_Goal_: Any picture among the records should be left out, please; retype the rest exactly.

• • • •

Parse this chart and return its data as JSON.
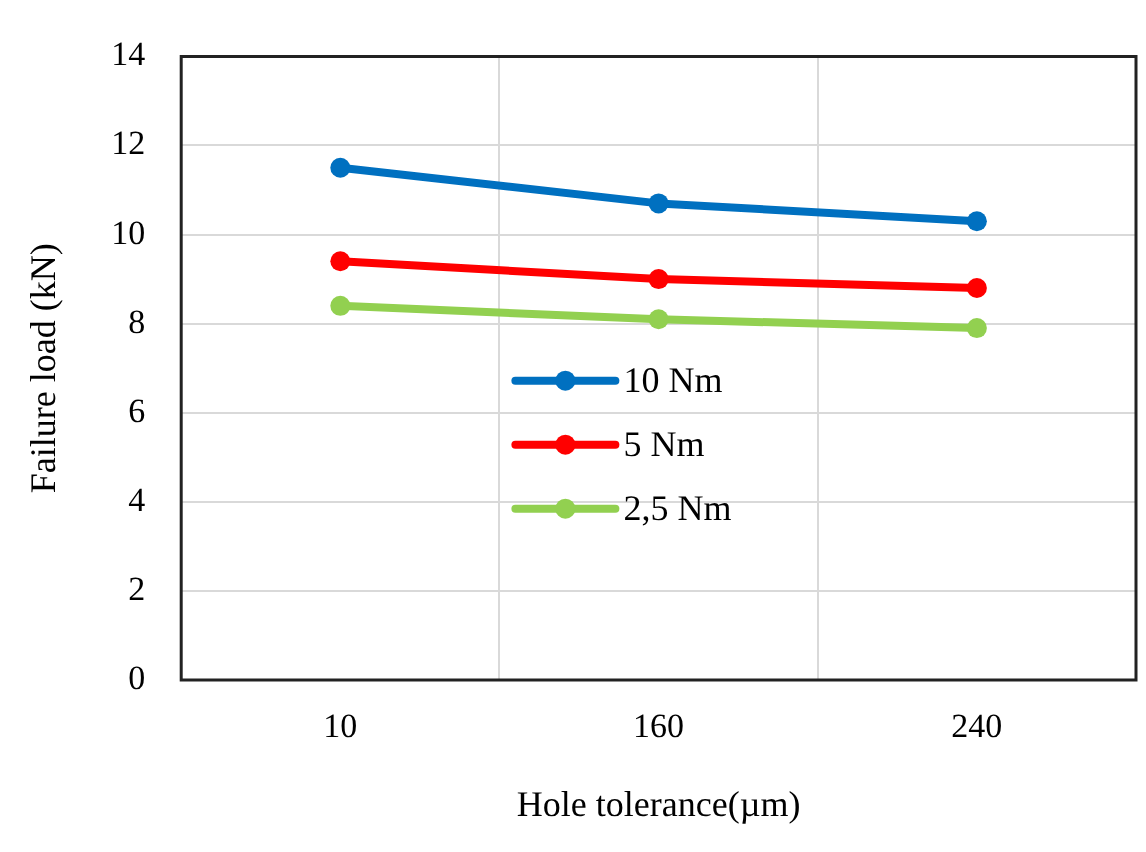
{
  "chart_data": {
    "type": "line",
    "xlabel": "Hole tolerance(µm)",
    "ylabel": "Failure load (kN)",
    "categories": [
      "10",
      "160",
      "240"
    ],
    "series": [
      {
        "name": "10 Nm",
        "color": "#0070c0",
        "values": [
          11.5,
          10.7,
          10.3
        ]
      },
      {
        "name": "5 Nm",
        "color": "#ff0000",
        "values": [
          9.4,
          9.0,
          8.8
        ]
      },
      {
        "name": "2,5 Nm",
        "color": "#92d050",
        "values": [
          8.4,
          8.1,
          7.9
        ]
      }
    ],
    "ylim": [
      0,
      14
    ],
    "yticks": [
      0,
      2,
      4,
      6,
      8,
      10,
      12,
      14
    ],
    "grid": true,
    "legend": "center",
    "marker": "circle",
    "line_style": "solid"
  }
}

• • • •

_Response to the exercise_:
Parse this chart and return its data as JSON.
{
  "chart_data": {
    "type": "line",
    "xlabel": "Hole tolerance(µm)",
    "ylabel": "Failure load (kN)",
    "categories": [
      "10",
      "160",
      "240"
    ],
    "series": [
      {
        "name": "10 Nm",
        "color": "#0070c0",
        "values": [
          11.5,
          10.7,
          10.3
        ]
      },
      {
        "name": "5 Nm",
        "color": "#ff0000",
        "values": [
          9.4,
          9.0,
          8.8
        ]
      },
      {
        "name": "2,5 Nm",
        "color": "#92d050",
        "values": [
          8.4,
          8.1,
          7.9
        ]
      }
    ],
    "ylim": [
      0,
      14
    ],
    "yticks": [
      0,
      2,
      4,
      6,
      8,
      10,
      12,
      14
    ],
    "grid": true,
    "legend": "center",
    "marker": "circle",
    "line_style": "solid"
  }
}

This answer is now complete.